### Task to complete
Give a verbatim copy of the lines below, minus the pictures.

### Record set
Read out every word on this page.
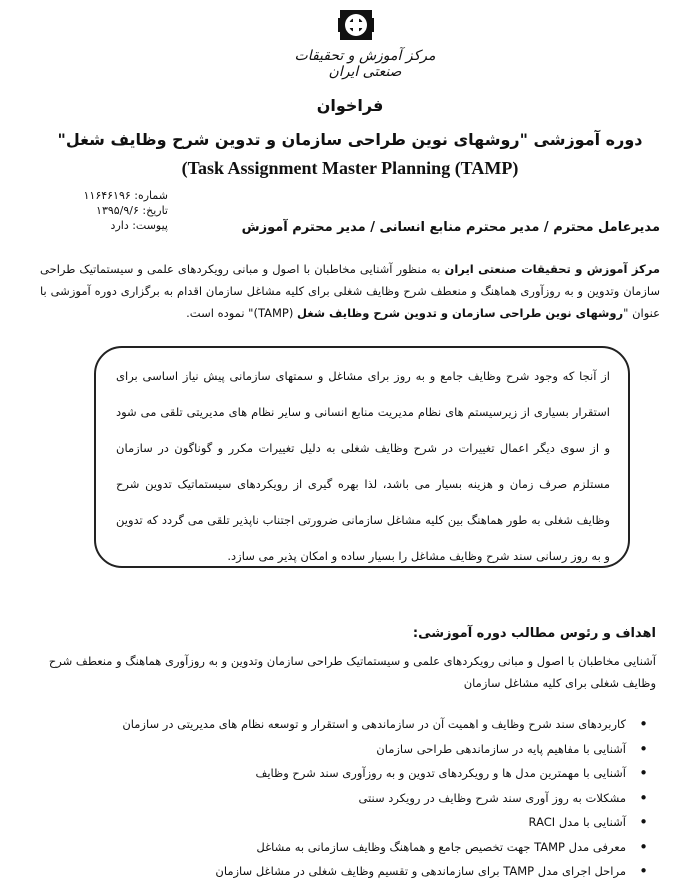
مرکز آموزش و تحقیقات صنعتی ایران
فراخوان
دوره آموزشی "روشهای نوین طراحی سازمان و تدوین شرح وظایف شغل"
(Task Assignment Master Planning (TAMP)
شماره: ۱۱۶۴۶۱۹۶
تاریخ: ۱۳۹۵/۹/۶
پیوست: دارد	مدیرعامل محترم / مدیر محترم منابع انسانی / مدیر محترم آموزش
مرکز آموزش و تحقیقات صنعتی ایران به منظور آشنایی مخاطبان با اصول و مبانی رویکردهای علمی و سیستماتیک طراحی سازمان وتدوین و به روزآوری هماهنگ و منعطف شرح وظایف شغلی برای کلیه مشاغل سازمان اقدام به برگزاری دوره آموزشی با عنوان "روشهای نوین طراحی سازمان و تدوین شرح وظایف شغل (TAMP)" نموده است.
از آنجا که وجود شرح وظایف جامع و به روز برای مشاغل و سمتهای سازمانی پیش نیاز اساسی برای استقرار بسیاری از زیرسیستم های نظام مدیریت منابع انسانی و سایر نظام های مدیریتی تلقی می شود و از سوی دیگر اعمال تغییرات در شرح وظایف شغلی به دلیل تغییرات مکرر و گوناگون در سازمان مستلزم صرف زمان و هزینه بسیار می باشد، لذا بهره گیری از رویکردهای سیستماتیک تدوین شرح وظایف شغلی به طور هماهنگ بین کلیه مشاغل سازمانی ضرورتی اجتناب ناپذیر تلقی می گردد که تدوین و به روز رسانی سند شرح وظایف مشاغل را بسیار ساده و امکان پذیر می سازد.
اهداف و رئوس مطالب دوره آموزشی:
آشنایی مخاطبان با اصول و مبانی رویکردهای علمی و سیستماتیک طراحی سازمان وتدوین و به روزآوری هماهنگ و منعطف شرح وظایف شغلی برای کلیه مشاغل سازمان
• کاربردهای سند شرح وظایف و اهمیت آن در سازماندهی و استقرار و توسعه نظام های مدیریتی در سازمان
• آشنایی با مفاهیم پایه در سازماندهی طراحی سازمان
• آشنایی با مهمترین مدل ها و رویکردهای تدوین و به روزآوری سند شرح وظایف
• مشکلات به روز آوری سند شرح وظایف در رویکرد سنتی
• آشنایی با مدل RACI
• معرفی مدل TAMP جهت تخصیص جامع و هماهنگ وظایف سازمانی به مشاغل
• مراحل اجرای مدل TAMP برای سازماندهی و تقسیم وظایف شغلی در مشاغل سازمان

### Answer in full
Read out every word on this page.
مرکز آموزش و تحقیقات صنعتی ایران
فراخوان
دوره آموزشی "روشهای نوین طراحی سازمان و تدوین شرح وظایف شغل"
(Task Assignment Master Planning (TAMP)
شماره: ۱۱۶۴۶۱۹۶
تاریخ: ۱۳۹۵/۹/۶
پیوست: دارد	مدیرعامل محترم / مدیر محترم منابع انسانی / مدیر محترم آموزش
مرکز آموزش و تحقیقات صنعتی ایران به منظور آشنایی مخاطبان با اصول و مبانی رویکردهای علمی و سیستماتیک طراحی سازمان وتدوین و به روزآوری هماهنگ و منعطف شرح وظایف شغلی برای کلیه مشاغل سازمان اقدام به برگزاری دوره آموزشی با عنوان "روشهای نوین طراحی سازمان و تدوین شرح وظایف شغل (TAMP)" نموده است.
از آنجا که وجود شرح وظایف جامع و به روز برای مشاغل و سمتهای سازمانی پیش نیاز اساسی برای استقرار بسیاری از زیرسیستم های نظام مدیریت منابع انسانی و سایر نظام های مدیریتی تلقی می شود و از سوی دیگر اعمال تغییرات در شرح وظایف شغلی به دلیل تغییرات مکرر و گوناگون در سازمان مستلزم صرف زمان و هزینه بسیار می باشد، لذا بهره گیری از رویکردهای سیستماتیک تدوین شرح وظایف شغلی به طور هماهنگ بین کلیه مشاغل سازمانی ضرورتی اجتناب ناپذیر تلقی می گردد که تدوین و به روز رسانی سند شرح وظایف مشاغل را بسیار ساده و امکان پذیر می سازد.
اهداف و رئوس مطالب دوره آموزشی:
آشنایی مخاطبان با اصول و مبانی رویکردهای علمی و سیستماتیک طراحی سازمان وتدوین و به روزآوری هماهنگ و منعطف شرح وظایف شغلی برای کلیه مشاغل سازمان
• کاربردهای سند شرح وظایف و اهمیت آن در سازماندهی و استقرار و توسعه نظام های مدیریتی در سازمان
• آشنایی با مفاهیم پایه در سازماندهی طراحی سازمان
• آشنایی با مهمترین مدل ها و رویکردهای تدوین و به روزآوری سند شرح وظایف
• مشکلات به روز آوری سند شرح وظایف در رویکرد سنتی
• آشنایی با مدل RACI
• معرفی مدل TAMP جهت تخصیص جامع و هماهنگ وظایف سازمانی به مشاغل
• مراحل اجرای مدل TAMP برای سازماندهی و تقسیم وظایف شغلی در مشاغل سازمان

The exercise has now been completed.